** Begin **

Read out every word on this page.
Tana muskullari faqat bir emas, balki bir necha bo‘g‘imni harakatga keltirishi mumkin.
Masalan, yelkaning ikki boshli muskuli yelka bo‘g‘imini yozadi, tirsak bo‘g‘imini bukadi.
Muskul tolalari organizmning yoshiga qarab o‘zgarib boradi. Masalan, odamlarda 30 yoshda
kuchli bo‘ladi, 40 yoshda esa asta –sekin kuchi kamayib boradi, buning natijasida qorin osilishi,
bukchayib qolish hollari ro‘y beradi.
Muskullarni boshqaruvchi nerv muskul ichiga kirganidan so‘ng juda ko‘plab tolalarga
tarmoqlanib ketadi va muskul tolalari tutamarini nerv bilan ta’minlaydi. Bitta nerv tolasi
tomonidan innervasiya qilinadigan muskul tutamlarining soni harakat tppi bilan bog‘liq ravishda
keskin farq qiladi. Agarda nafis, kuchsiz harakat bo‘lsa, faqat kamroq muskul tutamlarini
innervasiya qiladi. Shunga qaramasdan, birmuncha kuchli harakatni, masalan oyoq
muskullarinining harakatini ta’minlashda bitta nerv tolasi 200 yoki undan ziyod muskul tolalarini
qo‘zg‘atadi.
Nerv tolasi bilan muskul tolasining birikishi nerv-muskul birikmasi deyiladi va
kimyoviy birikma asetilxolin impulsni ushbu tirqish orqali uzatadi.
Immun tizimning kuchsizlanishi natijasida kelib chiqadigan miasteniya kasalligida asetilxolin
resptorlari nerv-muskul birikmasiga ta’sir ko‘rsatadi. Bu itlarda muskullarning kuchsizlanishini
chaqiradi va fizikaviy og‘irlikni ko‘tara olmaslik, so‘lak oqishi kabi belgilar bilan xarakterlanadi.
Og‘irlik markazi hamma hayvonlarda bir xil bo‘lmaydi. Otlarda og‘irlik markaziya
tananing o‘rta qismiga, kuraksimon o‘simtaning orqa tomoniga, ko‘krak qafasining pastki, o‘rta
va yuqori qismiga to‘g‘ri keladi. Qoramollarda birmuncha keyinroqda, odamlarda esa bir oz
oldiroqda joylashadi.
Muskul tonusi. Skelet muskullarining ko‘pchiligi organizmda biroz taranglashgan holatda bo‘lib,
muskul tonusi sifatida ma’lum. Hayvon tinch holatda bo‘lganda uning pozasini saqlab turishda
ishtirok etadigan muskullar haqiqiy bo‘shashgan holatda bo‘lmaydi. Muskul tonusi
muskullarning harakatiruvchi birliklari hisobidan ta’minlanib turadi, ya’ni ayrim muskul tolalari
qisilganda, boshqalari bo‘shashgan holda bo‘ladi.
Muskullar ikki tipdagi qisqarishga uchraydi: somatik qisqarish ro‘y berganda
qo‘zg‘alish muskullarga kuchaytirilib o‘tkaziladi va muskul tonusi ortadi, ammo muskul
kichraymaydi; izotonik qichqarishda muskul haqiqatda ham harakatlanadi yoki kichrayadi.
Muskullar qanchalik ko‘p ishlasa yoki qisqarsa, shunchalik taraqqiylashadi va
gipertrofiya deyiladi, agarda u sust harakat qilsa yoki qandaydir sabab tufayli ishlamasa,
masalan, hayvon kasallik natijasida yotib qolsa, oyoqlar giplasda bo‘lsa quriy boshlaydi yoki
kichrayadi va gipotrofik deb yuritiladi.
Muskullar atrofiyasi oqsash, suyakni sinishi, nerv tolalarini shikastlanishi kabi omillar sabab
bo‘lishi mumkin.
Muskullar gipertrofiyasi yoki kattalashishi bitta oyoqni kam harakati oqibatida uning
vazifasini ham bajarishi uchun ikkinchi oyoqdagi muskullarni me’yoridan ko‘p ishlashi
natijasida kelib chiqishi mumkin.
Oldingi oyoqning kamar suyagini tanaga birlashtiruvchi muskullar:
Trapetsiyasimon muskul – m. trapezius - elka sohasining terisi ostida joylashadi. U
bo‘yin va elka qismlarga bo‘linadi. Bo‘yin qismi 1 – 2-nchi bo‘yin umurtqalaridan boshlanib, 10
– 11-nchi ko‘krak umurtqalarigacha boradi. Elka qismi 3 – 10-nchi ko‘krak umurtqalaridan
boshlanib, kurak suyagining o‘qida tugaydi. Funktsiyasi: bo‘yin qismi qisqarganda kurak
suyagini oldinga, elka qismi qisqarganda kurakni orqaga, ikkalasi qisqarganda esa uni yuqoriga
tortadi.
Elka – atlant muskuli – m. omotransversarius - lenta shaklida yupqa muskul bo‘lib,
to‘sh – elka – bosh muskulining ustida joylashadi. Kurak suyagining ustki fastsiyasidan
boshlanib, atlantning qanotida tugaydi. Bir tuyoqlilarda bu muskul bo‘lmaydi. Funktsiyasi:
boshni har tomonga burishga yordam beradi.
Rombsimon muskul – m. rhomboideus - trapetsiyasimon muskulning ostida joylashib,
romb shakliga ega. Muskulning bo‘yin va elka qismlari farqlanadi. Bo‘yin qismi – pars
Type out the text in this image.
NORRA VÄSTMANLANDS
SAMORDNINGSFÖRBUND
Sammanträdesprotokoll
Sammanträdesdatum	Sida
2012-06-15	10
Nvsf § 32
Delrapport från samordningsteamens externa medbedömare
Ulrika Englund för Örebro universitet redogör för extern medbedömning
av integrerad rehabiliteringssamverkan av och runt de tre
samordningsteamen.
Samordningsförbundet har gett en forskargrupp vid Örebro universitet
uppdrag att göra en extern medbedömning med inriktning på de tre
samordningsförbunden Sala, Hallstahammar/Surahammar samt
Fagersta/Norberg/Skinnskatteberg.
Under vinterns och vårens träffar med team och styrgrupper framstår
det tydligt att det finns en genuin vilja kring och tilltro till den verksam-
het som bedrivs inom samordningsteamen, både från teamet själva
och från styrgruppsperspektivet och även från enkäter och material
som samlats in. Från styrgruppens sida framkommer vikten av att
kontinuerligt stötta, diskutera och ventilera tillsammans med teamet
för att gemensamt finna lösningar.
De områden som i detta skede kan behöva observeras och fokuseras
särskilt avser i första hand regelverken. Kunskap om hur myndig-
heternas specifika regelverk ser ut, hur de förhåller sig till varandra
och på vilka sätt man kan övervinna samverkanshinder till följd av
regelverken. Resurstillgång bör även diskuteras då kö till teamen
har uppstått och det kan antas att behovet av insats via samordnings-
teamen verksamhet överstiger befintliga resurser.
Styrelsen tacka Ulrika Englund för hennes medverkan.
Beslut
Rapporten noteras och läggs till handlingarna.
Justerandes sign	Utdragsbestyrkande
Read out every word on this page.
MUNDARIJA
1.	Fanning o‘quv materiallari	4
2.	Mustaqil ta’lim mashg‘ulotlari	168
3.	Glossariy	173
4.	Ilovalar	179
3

** End **

• **OBJECTIVE**
Recopy all the lines exactly as they appear.

• **RESPONSE FOR THIS EXERCISE**
Read out every word on this page.
Tana muskullari faqat bir emas, balki bir necha bo‘g‘imni harakatga keltirishi mumkin.
Masalan, yelkaning ikki boshli muskuli yelka bo‘g‘imini yozadi, tirsak bo‘g‘imini bukadi.
Muskul tolalari organizmning yoshiga qarab o‘zgarib boradi. Masalan, odamlarda 30 yoshda
kuchli bo‘ladi, 40 yoshda esa asta –sekin kuchi kamayib boradi, buning natijasida qorin osilishi,
bukchayib qolish hollari ro‘y beradi.
Muskullarni boshqaruvchi nerv muskul ichiga kirganidan so‘ng juda ko‘plab tolalarga
tarmoqlanib ketadi va muskul tolalari tutamarini nerv bilan ta’minlaydi. Bitta nerv tolasi
tomonidan innervasiya qilinadigan muskul tutamlarining soni harakat tppi bilan bog‘liq ravishda
keskin farq qiladi. Agarda nafis, kuchsiz harakat bo‘lsa, faqat kamroq muskul tutamlarini
innervasiya qiladi. Shunga qaramasdan, birmuncha kuchli harakatni, masalan oyoq
muskullarinining harakatini ta’minlashda bitta nerv tolasi 200 yoki undan ziyod muskul tolalarini
qo‘zg‘atadi.
Nerv tolasi bilan muskul tolasining birikishi nerv-muskul birikmasi deyiladi va
kimyoviy birikma asetilxolin impulsni ushbu tirqish orqali uzatadi.
Immun tizimning kuchsizlanishi natijasida kelib chiqadigan miasteniya kasalligida asetilxolin
resptorlari nerv-muskul birikmasiga ta’sir ko‘rsatadi. Bu itlarda muskullarning kuchsizlanishini
chaqiradi va fizikaviy og‘irlikni ko‘tara olmaslik, so‘lak oqishi kabi belgilar bilan xarakterlanadi.
Og‘irlik markazi hamma hayvonlarda bir xil bo‘lmaydi. Otlarda og‘irlik markaziya
tananing o‘rta qismiga, kuraksimon o‘simtaning orqa tomoniga, ko‘krak qafasining pastki, o‘rta
va yuqori qismiga to‘g‘ri keladi. Qoramollarda birmuncha keyinroqda, odamlarda esa bir oz
oldiroqda joylashadi.
Muskul tonusi. Skelet muskullarining ko‘pchiligi organizmda biroz taranglashgan holatda bo‘lib,
muskul tonusi sifatida ma’lum. Hayvon tinch holatda bo‘lganda uning pozasini saqlab turishda
ishtirok etadigan muskullar haqiqiy bo‘shashgan holatda bo‘lmaydi. Muskul tonusi
muskullarning harakatiruvchi birliklari hisobidan ta’minlanib turadi, ya’ni ayrim muskul tolalari
qisilganda, boshqalari bo‘shashgan holda bo‘ladi.
Muskullar ikki tipdagi qisqarishga uchraydi: somatik qisqarish ro‘y berganda
qo‘zg‘alish muskullarga kuchaytirilib o‘tkaziladi va muskul tonusi ortadi, ammo muskul
kichraymaydi; izotonik qichqarishda muskul haqiqatda ham harakatlanadi yoki kichrayadi.
Muskullar qanchalik ko‘p ishlasa yoki qisqarsa, shunchalik taraqqiylashadi va
gipertrofiya deyiladi, agarda u sust harakat qilsa yoki qandaydir sabab tufayli ishlamasa,
masalan, hayvon kasallik natijasida yotib qolsa, oyoqlar giplasda bo‘lsa quriy boshlaydi yoki
kichrayadi va gipotrofik deb yuritiladi.
Muskullar atrofiyasi oqsash, suyakni sinishi, nerv tolalarini shikastlanishi kabi omillar sabab
bo‘lishi mumkin.
Muskullar gipertrofiyasi yoki kattalashishi bitta oyoqni kam harakati oqibatida uning
vazifasini ham bajarishi uchun ikkinchi oyoqdagi muskullarni me’yoridan ko‘p ishlashi
natijasida kelib chiqishi mumkin.
Oldingi oyoqning kamar suyagini tanaga birlashtiruvchi muskullar:
Trapetsiyasimon muskul – m. trapezius - elka sohasining terisi ostida joylashadi. U
bo‘yin va elka qismlarga bo‘linadi. Bo‘yin qismi 1 – 2-nchi bo‘yin umurtqalaridan boshlanib, 10
– 11-nchi ko‘krak umurtqalarigacha boradi. Elka qismi 3 – 10-nchi ko‘krak umurtqalaridan
boshlanib, kurak suyagining o‘qida tugaydi. Funktsiyasi: bo‘yin qismi qisqarganda kurak
suyagini oldinga, elka qismi qisqarganda kurakni orqaga, ikkalasi qisqarganda esa uni yuqoriga
tortadi.
Elka – atlant muskuli – m. omotransversarius - lenta shaklida yupqa muskul bo‘lib,
to‘sh – elka – bosh muskulining ustida joylashadi. Kurak suyagining ustki fastsiyasidan
boshlanib, atlantning qanotida tugaydi. Bir tuyoqlilarda bu muskul bo‘lmaydi. Funktsiyasi:
boshni har tomonga burishga yordam beradi.
Rombsimon muskul – m. rhomboideus - trapetsiyasimon muskulning ostida joylashib,
romb shakliga ega. Muskulning bo‘yin va elka qismlari farqlanadi. Bo‘yin qismi – pars
Type out the text in this image.
NORRA VÄSTMANLANDS
SAMORDNINGSFÖRBUND
Sammanträdesprotokoll
Sammanträdesdatum	Sida
2012-06-15	10
Nvsf § 32
Delrapport från samordningsteamens externa medbedömare
Ulrika Englund för Örebro universitet redogör för extern medbedömning
av integrerad rehabiliteringssamverkan av och runt de tre
samordningsteamen.
Samordningsförbundet har gett en forskargrupp vid Örebro universitet
uppdrag att göra en extern medbedömning med inriktning på de tre
samordningsförbunden Sala, Hallstahammar/Surahammar samt
Fagersta/Norberg/Skinnskatteberg.
Under vinterns och vårens träffar med team och styrgrupper framstår
det tydligt att det finns en genuin vilja kring och tilltro till den verksam-
het som bedrivs inom samordningsteamen, både från teamet själva
och från styrgruppsperspektivet och även från enkäter och material
som samlats in. Från styrgruppens sida framkommer vikten av att
kontinuerligt stötta, diskutera och ventilera tillsammans med teamet
för att gemensamt finna lösningar.
De områden som i detta skede kan behöva observeras och fokuseras
särskilt avser i första hand regelverken. Kunskap om hur myndig-
heternas specifika regelverk ser ut, hur de förhåller sig till varandra
och på vilka sätt man kan övervinna samverkanshinder till följd av
regelverken. Resurstillgång bör även diskuteras då kö till teamen
har uppstått och det kan antas att behovet av insats via samordnings-
teamen verksamhet överstiger befintliga resurser.
Styrelsen tacka Ulrika Englund för hennes medverkan.
Beslut
Rapporten noteras och läggs till handlingarna.
Justerandes sign	Utdragsbestyrkande
Read out every word on this page.
MUNDARIJA
1.	Fanning o‘quv materiallari	4
2.	Mustaqil ta’lim mashg‘ulotlari	168
3.	Glossariy	173
4.	Ilovalar	179
3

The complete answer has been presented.